**What is required:** Convert each line of the material below into a Markdown table with two columns, Row and Line. Give each line a row number and leave out blank lines.

**Record extracts:**
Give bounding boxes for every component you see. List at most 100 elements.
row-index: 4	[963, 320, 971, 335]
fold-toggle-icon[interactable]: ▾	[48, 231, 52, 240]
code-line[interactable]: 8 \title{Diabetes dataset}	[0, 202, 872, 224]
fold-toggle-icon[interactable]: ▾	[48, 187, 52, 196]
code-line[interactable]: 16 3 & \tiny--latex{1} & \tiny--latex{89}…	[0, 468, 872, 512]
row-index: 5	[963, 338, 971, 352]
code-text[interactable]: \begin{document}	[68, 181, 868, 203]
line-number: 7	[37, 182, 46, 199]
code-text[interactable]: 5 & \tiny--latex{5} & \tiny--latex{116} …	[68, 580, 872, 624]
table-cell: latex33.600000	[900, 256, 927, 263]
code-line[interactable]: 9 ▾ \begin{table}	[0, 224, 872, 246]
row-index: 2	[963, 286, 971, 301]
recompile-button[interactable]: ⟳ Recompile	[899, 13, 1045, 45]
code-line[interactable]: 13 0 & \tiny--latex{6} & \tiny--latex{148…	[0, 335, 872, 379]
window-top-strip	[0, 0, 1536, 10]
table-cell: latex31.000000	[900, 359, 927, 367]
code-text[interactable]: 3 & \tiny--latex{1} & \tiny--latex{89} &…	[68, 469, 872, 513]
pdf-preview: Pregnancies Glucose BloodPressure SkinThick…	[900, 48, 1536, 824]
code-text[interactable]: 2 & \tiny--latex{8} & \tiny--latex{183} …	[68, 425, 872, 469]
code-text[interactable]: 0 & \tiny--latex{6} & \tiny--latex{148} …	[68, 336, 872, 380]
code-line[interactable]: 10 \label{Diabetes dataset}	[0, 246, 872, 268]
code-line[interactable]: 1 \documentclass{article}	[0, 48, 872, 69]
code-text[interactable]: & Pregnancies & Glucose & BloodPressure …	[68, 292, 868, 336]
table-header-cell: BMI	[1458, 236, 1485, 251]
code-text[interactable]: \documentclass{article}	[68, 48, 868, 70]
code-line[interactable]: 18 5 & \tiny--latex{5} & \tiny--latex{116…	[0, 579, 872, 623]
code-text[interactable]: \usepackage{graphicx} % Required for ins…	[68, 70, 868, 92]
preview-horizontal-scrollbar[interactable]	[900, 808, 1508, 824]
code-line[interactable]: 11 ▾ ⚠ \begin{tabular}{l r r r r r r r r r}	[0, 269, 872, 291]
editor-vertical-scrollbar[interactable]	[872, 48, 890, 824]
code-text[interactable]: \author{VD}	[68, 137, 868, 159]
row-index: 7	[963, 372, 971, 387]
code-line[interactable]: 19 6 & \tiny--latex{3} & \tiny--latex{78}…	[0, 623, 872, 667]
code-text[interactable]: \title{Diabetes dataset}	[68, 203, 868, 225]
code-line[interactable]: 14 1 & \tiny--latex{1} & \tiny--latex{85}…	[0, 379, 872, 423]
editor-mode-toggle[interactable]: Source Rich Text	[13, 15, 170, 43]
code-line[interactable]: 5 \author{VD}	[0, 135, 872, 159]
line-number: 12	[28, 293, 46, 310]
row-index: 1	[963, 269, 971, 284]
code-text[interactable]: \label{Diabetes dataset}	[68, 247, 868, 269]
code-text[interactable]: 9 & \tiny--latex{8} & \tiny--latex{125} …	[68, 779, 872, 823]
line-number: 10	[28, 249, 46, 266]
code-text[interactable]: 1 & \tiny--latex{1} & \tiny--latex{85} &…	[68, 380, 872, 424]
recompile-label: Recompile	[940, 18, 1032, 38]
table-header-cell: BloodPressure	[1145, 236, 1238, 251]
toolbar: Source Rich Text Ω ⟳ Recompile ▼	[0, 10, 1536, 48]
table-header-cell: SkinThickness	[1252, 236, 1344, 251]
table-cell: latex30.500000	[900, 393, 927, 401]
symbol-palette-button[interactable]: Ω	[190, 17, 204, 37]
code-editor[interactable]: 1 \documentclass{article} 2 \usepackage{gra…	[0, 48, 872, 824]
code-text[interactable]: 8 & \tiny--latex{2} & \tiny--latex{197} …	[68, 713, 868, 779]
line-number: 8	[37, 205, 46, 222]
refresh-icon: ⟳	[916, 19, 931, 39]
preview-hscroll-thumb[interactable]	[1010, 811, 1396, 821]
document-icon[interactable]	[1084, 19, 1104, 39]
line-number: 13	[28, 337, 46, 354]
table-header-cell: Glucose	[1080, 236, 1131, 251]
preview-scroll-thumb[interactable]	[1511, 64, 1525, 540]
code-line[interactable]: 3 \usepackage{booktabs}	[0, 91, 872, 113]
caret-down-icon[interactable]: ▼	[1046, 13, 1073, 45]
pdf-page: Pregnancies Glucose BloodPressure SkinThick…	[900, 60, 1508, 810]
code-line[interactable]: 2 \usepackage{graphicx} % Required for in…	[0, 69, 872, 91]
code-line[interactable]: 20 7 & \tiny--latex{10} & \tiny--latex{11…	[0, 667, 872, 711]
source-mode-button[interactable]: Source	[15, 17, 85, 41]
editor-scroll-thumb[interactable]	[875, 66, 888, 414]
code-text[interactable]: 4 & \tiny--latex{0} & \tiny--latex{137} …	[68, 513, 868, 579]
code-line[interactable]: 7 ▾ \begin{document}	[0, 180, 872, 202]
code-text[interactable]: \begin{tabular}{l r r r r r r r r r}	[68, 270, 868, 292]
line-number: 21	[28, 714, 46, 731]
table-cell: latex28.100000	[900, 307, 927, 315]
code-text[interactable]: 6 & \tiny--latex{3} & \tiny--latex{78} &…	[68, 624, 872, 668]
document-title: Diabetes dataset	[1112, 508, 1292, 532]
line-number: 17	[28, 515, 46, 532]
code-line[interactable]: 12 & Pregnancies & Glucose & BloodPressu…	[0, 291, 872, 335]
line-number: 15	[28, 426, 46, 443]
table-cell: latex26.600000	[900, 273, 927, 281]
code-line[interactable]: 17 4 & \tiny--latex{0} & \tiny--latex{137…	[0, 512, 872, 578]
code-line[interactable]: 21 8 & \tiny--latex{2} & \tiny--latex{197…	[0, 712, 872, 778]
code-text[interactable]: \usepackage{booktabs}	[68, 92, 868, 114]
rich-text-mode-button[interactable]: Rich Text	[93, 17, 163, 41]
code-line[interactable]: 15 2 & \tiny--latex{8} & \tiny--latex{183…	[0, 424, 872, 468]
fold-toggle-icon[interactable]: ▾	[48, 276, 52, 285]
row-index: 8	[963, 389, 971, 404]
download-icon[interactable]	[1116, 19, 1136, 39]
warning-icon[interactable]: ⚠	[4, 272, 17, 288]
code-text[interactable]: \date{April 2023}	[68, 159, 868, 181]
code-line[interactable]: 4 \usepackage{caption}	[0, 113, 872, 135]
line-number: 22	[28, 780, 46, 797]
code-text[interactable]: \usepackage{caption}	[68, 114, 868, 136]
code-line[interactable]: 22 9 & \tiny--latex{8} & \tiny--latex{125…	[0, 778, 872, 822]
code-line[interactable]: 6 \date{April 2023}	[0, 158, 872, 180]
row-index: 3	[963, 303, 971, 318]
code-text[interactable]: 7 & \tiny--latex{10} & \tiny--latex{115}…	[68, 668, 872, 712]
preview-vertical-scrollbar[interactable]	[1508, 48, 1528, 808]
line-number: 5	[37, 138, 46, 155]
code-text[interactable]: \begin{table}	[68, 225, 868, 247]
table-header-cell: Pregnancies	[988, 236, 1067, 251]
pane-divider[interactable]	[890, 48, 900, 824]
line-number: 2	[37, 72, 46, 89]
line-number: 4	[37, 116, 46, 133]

**Response below:**
| Row | Line |
|---|---|
| 1 | Give bounding boxes for every component you see. List at most 100 elements. |
| 2 | row-index: 4	[963, 320, 971, 335] |
| 3 | fold-toggle-icon[interactable]: ▾	[48, 231, 52, 240] |
| 4 | code-line[interactable]: 8 \title{Diabetes dataset}	[0, 202, 872, 224] |
| 5 | fold-toggle-icon[interactable]: ▾	[48, 187, 52, 196] |
| 6 | code-line[interactable]: 16 3 & \tiny--latex{1} & \tiny--latex{89}…	[0, 468, 872, 512] |
| 7 | row-index: 5	[963, 338, 971, 352] |
| 8 | code-text[interactable]: \begin{document}	[68, 181, 868, 203] |
| 9 | line-number: 7	[37, 182, 46, 199] |
| 10 | code-text[interactable]: 5 & \tiny--latex{5} & \tiny--latex{116} …	[68, 580, 872, 624] |
| 11 | table-cell: latex33.600000	[900, 256, 927, 263] |
| 12 | code-line[interactable]: 9 ▾ \begin{table}	[0, 224, 872, 246] |
| 13 | row-index: 2	[963, 286, 971, 301] |
| 14 | recompile-button[interactable]: ⟳ Recompile	[899, 13, 1045, 45] |
| 15 | code-line[interactable]: 13 0 & \tiny--latex{6} & \tiny--latex{148…	[0, 335, 872, 379] |
| 16 | window-top-strip	[0, 0, 1536, 10] |
| 17 | table-cell: latex31.000000	[900, 359, 927, 367] |
| 18 | code-text[interactable]: 3 & \tiny--latex{1} & \tiny--latex{89} &…	[68, 469, 872, 513] |
| 19 | pdf-preview: Pregnancies Glucose BloodPressure SkinThick…	[900, 48, 1536, 824] |
| 20 | code-text[interactable]: 2 & \tiny--latex{8} & \tiny--latex{183} …	[68, 425, 872, 469] |
| 21 | code-text[interactable]: 0 & \tiny--latex{6} & \tiny--latex{148} …	[68, 336, 872, 380] |
| 22 | code-line[interactable]: 10 \label{Diabetes dataset}	[0, 246, 872, 268] |
| 23 | code-line[interactable]: 1 \documentclass{article}	[0, 48, 872, 69] |
| 24 | code-text[interactable]: & Pregnancies & Glucose & BloodPressure …	[68, 292, 868, 336] |
| 25 | table-header-cell: BMI	[1458, 236, 1485, 251] |
| 26 | code-text[interactable]: \documentclass{article}	[68, 48, 868, 70] |
| 27 | code-line[interactable]: 18 5 & \tiny--latex{5} & \tiny--latex{116…	[0, 579, 872, 623] |
| 28 | code-text[interactable]: \usepackage{graphicx} % Required for ins…	[68, 70, 868, 92] |
| 29 | preview-horizontal-scrollbar[interactable]	[900, 808, 1508, 824] |
| 30 | code-line[interactable]: 11 ▾ ⚠ \begin{tabular}{l r r r r r r r r r}	[0, 269, 872, 291] |
| 31 | editor-vertical-scrollbar[interactable]	[872, 48, 890, 824] |
| 32 | code-text[interactable]: \author{VD}	[68, 137, 868, 159] |
| 33 | row-index: 7	[963, 372, 971, 387] |
| 34 | code-line[interactable]: 19 6 & \tiny--latex{3} & \tiny--latex{78}…	[0, 623, 872, 667] |
| 35 | code-text[interactable]: \title{Diabetes dataset}	[68, 203, 868, 225] |
| 36 | code-line[interactable]: 14 1 & \tiny--latex{1} & \tiny--latex{85}…	[0, 379, 872, 423] |
| 37 | editor-mode-toggle[interactable]: Source Rich Text	[13, 15, 170, 43] |
| 38 | code-line[interactable]: 5 \author{VD}	[0, 135, 872, 159] |
| 39 | line-number: 12	[28, 293, 46, 310] |
| 40 | row-index: 1	[963, 269, 971, 284] |
| 41 | code-text[interactable]: \label{Diabetes dataset}	[68, 247, 868, 269] |
| 42 | code-text[interactable]: 9 & \tiny--latex{8} & \tiny--latex{125} …	[68, 779, 872, 823] |
| 43 | line-number: 10	[28, 249, 46, 266] |
| 44 | code-text[interactable]: 1 & \tiny--latex{1} & \tiny--latex{85} &…	[68, 380, 872, 424] |
| 45 | recompile-label: Recompile	[940, 18, 1032, 38] |
| 46 | table-header-cell: BloodPressure	[1145, 236, 1238, 251] |
| 47 | toolbar: Source Rich Text Ω ⟳ Recompile ▼	[0, 10, 1536, 48] |
| 48 | table-header-cell: SkinThickness	[1252, 236, 1344, 251] |
| 49 | table-cell: latex30.500000	[900, 393, 927, 401] |
| 50 | symbol-palette-button[interactable]: Ω	[190, 17, 204, 37] |
| 51 | code-editor[interactable]: 1 \documentclass{article} 2 \usepackage{gra…	[0, 48, 872, 824] |
| 52 | code-text[interactable]: 8 & \tiny--latex{2} & \tiny--latex{197} …	[68, 713, 868, 779] |
| 53 | line-number: 8	[37, 205, 46, 222] |
| 54 | refresh-icon: ⟳	[916, 19, 931, 39] |
| 55 | preview-hscroll-thumb[interactable]	[1010, 811, 1396, 821] |
| 56 | document-icon[interactable]	[1084, 19, 1104, 39] |
| 57 | line-number: 13	[28, 337, 46, 354] |
| 58 | table-header-cell: Glucose	[1080, 236, 1131, 251] |
| 59 | preview-scroll-thumb[interactable]	[1511, 64, 1525, 540] |
| 60 | code-line[interactable]: 3 \usepackage{booktabs}	[0, 91, 872, 113] |
| 61 | caret-down-icon[interactable]: ▼	[1046, 13, 1073, 45] |
| 62 | pdf-page: Pregnancies Glucose BloodPressure SkinThick…	[900, 60, 1508, 810] |
| 63 | code-line[interactable]: 2 \usepackage{graphicx} % Required for in…	[0, 69, 872, 91] |
| 64 | code-line[interactable]: 20 7 & \tiny--latex{10} & \tiny--latex{11…	[0, 667, 872, 711] |
| 65 | source-mode-button[interactable]: Source	[15, 17, 85, 41] |
| 66 | editor-scroll-thumb[interactable]	[875, 66, 888, 414] |
| 67 | code-text[interactable]: 4 & \tiny--latex{0} & \tiny--latex{137} …	[68, 513, 868, 579] |
| 68 | code-line[interactable]: 7 ▾ \begin{document}	[0, 180, 872, 202] |
| 69 | code-text[interactable]: \begin{tabular}{l r r r r r r r r r}	[68, 270, 868, 292] |
| 70 | line-number: 21	[28, 714, 46, 731] |
| 71 | table-cell: latex28.100000	[900, 307, 927, 315] |
| 72 | code-text[interactable]: 6 & \tiny--latex{3} & \tiny--latex{78} &…	[68, 624, 872, 668] |
| 73 | document-title: Diabetes dataset	[1112, 508, 1292, 532] |
| 74 | line-number: 17	[28, 515, 46, 532] |
| 75 | code-line[interactable]: 12 & Pregnancies & Glucose & BloodPressu…	[0, 291, 872, 335] |
| 76 | line-number: 15	[28, 426, 46, 443] |
| 77 | table-cell: latex26.600000	[900, 273, 927, 281] |
| 78 | code-line[interactable]: 17 4 & \tiny--latex{0} & \tiny--latex{137…	[0, 512, 872, 578] |
| 79 | code-line[interactable]: 21 8 & \tiny--latex{2} & \tiny--latex{197…	[0, 712, 872, 778] |
| 80 | code-text[interactable]: \usepackage{booktabs}	[68, 92, 868, 114] |
| 81 | rich-text-mode-button[interactable]: Rich Text	[93, 17, 163, 41] |
| 82 | code-line[interactable]: 15 2 & \tiny--latex{8} & \tiny--latex{183…	[0, 424, 872, 468] |
| 83 | fold-toggle-icon[interactable]: ▾	[48, 276, 52, 285] |
| 84 | row-index: 8	[963, 389, 971, 404] |
| 85 | download-icon[interactable]	[1116, 19, 1136, 39] |
| 86 | warning-icon[interactable]: ⚠	[4, 272, 17, 288] |
| 87 | code-text[interactable]: \date{April 2023}	[68, 159, 868, 181] |
| 88 | code-line[interactable]: 4 \usepackage{caption}	[0, 113, 872, 135] |
| 89 | line-number: 22	[28, 780, 46, 797] |
| 90 | code-text[interactable]: \usepackage{caption}	[68, 114, 868, 136] |
| 91 | code-line[interactable]: 22 9 & \tiny--latex{8} & \tiny--latex{125…	[0, 778, 872, 822] |
| 92 | code-line[interactable]: 6 \date{April 2023}	[0, 158, 872, 180] |
| 93 | row-index: 3	[963, 303, 971, 318] |
| 94 | code-text[interactable]: 7 & \tiny--latex{10} & \tiny--latex{115}…	[68, 668, 872, 712] |
| 95 | preview-vertical-scrollbar[interactable]	[1508, 48, 1528, 808] |
| 96 | line-number: 5	[37, 138, 46, 155] |
| 97 | code-text[interactable]: \begin{table}	[68, 225, 868, 247] |
| 98 | table-header-cell: Pregnancies	[988, 236, 1067, 251] |
| 99 | pane-divider[interactable]	[890, 48, 900, 824] |
| 100 | line-number: 2	[37, 72, 46, 89] |
| 101 | line-number: 4	[37, 116, 46, 133] |